A single figure is wanted: the count of lines below containing the string "this".

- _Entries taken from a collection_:
==============================

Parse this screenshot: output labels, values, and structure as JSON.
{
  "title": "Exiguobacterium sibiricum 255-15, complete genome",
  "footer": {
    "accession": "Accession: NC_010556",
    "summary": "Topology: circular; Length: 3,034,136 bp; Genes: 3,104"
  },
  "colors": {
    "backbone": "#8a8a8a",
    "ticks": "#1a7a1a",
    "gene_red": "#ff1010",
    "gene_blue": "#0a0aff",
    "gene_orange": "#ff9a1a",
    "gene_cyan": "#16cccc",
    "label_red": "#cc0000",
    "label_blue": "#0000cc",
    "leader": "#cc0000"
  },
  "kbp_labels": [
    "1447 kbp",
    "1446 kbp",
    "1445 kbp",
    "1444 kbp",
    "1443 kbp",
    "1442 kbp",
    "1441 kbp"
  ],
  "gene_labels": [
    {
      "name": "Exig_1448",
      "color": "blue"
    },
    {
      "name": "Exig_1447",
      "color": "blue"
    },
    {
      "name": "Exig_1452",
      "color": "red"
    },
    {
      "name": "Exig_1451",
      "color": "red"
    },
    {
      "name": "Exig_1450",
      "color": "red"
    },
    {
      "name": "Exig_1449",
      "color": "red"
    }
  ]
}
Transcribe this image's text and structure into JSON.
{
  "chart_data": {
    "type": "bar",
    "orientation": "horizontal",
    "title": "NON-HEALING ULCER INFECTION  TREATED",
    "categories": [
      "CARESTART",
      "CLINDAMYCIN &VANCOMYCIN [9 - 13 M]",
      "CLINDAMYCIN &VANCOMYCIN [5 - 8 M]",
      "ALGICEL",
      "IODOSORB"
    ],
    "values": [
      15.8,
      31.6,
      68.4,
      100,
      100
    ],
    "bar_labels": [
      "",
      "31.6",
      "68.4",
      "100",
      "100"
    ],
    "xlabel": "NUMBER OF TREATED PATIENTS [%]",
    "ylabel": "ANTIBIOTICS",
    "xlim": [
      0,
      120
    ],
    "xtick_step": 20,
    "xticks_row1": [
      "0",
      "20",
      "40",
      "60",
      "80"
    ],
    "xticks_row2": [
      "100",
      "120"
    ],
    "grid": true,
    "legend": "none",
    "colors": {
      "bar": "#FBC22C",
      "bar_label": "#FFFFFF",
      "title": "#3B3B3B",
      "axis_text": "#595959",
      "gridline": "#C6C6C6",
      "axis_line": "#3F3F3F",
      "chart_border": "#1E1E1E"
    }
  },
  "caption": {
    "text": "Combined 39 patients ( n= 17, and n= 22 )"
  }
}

==============================

- _Response area_: 2